Scan the material and copy every line in which "переулок" appears.

Data extracted from a collection:
= = =

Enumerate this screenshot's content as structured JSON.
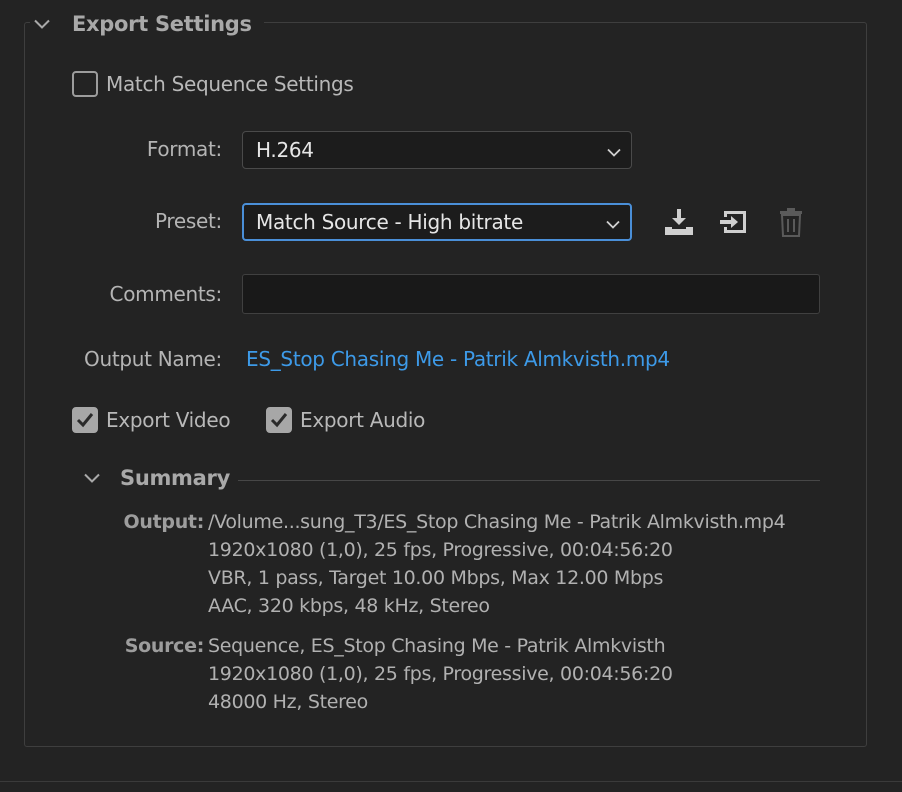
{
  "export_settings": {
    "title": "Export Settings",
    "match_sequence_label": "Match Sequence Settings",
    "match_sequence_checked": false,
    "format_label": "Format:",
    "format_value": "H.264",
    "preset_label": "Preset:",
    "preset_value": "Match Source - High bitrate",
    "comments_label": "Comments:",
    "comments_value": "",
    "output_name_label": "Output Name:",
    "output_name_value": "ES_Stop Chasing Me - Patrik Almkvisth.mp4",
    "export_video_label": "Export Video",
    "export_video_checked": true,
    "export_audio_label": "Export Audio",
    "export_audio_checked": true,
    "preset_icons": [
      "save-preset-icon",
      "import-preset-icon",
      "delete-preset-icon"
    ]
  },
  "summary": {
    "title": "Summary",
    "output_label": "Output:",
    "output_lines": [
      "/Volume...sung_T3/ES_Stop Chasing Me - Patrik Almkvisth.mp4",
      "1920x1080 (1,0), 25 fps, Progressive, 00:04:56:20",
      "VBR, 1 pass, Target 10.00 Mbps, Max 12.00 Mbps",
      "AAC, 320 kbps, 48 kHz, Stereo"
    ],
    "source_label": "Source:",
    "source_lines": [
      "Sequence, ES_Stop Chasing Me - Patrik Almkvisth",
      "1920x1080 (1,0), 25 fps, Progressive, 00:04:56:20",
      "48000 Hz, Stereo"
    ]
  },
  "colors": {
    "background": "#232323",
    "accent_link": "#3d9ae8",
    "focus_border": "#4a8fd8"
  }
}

= = =

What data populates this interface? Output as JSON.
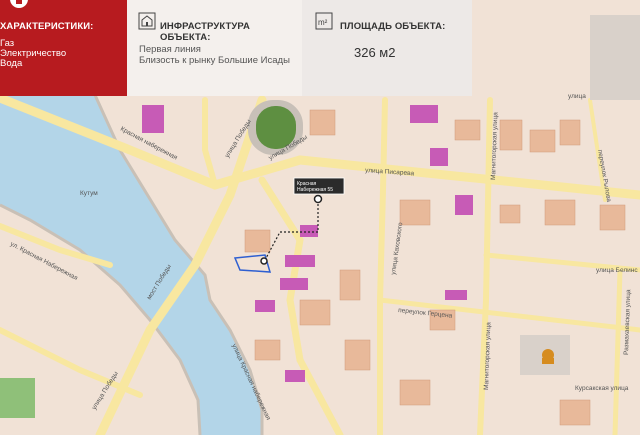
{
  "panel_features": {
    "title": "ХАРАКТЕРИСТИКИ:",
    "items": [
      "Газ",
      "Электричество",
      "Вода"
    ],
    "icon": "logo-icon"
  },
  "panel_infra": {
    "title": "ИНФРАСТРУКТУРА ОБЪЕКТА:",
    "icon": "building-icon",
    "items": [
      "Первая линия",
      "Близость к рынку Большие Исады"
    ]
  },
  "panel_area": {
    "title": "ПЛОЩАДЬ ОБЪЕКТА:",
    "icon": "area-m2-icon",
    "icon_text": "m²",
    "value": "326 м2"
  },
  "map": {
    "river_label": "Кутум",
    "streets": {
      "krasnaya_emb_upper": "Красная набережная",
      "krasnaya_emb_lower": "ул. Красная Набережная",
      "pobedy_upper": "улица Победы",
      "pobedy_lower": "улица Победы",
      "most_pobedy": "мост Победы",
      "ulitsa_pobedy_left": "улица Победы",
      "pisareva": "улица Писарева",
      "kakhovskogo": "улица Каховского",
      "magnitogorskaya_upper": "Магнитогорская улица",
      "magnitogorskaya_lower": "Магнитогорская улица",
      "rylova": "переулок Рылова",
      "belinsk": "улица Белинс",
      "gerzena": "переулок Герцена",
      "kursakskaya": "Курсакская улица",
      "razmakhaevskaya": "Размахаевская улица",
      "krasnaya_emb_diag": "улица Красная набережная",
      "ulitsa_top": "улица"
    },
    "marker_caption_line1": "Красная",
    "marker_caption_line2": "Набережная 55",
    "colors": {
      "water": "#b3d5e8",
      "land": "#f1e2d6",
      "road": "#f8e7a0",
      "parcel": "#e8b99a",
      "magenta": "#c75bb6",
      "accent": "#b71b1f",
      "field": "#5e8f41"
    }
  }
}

= = =

● RESPONSE
      "rylova": "переулок Рылова",
      "gerzena": "переулок Герцена",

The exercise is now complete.